### Goal:
Look through the listing below and give the number of lines that hold "structured". Say nothing more.

Data items
--------------------------------

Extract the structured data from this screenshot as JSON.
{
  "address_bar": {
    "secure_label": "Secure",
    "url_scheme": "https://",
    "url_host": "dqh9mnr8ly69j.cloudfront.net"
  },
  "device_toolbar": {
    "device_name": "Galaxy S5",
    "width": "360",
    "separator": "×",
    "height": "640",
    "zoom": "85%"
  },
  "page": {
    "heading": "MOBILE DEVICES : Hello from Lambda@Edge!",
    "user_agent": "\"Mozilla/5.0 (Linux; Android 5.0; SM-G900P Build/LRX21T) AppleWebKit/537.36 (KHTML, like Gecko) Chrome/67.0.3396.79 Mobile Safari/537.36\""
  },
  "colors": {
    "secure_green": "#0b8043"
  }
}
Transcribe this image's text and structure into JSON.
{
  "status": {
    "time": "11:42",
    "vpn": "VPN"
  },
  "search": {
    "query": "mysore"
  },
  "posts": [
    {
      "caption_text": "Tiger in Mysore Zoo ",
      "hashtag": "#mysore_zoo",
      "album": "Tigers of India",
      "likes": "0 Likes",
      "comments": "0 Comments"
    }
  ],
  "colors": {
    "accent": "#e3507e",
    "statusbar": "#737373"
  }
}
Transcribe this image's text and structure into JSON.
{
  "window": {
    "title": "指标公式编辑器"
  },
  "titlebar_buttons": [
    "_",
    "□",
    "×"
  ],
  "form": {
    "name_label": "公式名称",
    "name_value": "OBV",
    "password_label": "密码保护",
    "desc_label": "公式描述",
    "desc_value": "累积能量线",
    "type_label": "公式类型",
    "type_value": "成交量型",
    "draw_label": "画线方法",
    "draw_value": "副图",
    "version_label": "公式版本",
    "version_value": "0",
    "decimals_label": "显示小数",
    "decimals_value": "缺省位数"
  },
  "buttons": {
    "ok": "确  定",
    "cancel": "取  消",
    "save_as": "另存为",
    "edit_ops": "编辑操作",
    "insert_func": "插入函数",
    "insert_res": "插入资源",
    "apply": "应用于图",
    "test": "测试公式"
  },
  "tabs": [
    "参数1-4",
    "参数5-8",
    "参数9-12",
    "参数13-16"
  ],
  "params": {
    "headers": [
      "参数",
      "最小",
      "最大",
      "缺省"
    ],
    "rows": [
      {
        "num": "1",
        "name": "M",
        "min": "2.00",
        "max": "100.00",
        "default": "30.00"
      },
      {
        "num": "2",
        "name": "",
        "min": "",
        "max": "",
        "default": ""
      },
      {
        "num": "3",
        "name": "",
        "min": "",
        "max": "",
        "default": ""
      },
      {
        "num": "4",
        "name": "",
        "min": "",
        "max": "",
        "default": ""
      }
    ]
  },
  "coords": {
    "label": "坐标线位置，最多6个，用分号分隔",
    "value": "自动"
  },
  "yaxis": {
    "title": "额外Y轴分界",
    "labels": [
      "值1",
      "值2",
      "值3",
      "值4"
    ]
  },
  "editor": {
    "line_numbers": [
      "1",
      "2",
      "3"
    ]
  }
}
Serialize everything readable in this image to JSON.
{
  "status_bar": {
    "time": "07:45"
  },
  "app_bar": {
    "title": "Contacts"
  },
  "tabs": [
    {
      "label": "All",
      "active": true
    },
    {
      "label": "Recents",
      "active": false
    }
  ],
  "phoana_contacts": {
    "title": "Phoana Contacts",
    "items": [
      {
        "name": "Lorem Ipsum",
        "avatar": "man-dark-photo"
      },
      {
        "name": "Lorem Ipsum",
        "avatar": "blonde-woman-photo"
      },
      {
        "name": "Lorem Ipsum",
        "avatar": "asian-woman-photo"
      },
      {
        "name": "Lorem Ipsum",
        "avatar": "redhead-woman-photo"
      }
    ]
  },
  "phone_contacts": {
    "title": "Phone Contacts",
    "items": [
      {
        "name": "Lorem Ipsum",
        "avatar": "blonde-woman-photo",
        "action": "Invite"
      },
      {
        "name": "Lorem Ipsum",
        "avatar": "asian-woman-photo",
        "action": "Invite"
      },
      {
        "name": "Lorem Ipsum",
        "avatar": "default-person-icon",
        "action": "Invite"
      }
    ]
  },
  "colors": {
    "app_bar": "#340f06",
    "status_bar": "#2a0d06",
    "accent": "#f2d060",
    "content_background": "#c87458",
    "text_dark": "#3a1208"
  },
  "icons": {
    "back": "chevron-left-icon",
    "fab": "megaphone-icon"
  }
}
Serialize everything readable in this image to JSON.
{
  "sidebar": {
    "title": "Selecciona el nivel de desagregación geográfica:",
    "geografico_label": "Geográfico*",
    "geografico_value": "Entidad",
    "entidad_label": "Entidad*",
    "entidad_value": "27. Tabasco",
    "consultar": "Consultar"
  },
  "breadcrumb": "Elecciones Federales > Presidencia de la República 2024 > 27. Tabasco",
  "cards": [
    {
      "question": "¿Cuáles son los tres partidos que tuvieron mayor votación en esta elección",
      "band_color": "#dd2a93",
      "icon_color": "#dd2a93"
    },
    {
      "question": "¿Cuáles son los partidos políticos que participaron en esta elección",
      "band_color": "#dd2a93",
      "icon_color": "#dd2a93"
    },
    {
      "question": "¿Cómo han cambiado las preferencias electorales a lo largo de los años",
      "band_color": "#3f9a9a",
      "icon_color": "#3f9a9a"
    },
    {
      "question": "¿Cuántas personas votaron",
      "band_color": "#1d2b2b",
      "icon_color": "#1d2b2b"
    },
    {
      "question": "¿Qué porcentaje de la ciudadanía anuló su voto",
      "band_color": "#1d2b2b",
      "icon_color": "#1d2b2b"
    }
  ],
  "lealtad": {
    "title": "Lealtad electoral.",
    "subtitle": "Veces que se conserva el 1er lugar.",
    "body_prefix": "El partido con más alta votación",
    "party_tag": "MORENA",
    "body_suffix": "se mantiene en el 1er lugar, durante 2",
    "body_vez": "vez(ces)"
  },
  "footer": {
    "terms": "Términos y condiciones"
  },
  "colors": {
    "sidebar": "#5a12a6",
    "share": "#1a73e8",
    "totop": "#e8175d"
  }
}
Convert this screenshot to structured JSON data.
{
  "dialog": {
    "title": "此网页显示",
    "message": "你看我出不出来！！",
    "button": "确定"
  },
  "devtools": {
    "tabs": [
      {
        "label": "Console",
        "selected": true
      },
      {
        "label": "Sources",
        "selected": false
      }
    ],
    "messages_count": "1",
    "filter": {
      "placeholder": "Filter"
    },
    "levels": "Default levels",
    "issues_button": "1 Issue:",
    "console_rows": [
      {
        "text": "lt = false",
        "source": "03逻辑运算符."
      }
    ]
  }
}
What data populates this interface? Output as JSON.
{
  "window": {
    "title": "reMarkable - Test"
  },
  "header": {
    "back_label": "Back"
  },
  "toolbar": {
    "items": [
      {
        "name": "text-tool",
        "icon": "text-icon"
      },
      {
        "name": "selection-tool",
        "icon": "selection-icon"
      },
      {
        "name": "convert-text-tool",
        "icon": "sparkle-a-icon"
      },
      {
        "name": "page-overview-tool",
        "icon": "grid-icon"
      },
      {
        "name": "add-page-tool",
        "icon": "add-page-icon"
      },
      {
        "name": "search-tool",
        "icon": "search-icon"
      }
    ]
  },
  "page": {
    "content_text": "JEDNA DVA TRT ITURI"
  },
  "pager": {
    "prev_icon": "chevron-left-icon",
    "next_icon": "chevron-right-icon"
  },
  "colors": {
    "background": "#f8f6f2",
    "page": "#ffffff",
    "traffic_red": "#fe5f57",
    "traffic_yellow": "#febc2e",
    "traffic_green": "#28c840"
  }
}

--------------------------------

### Result of this exercise:
2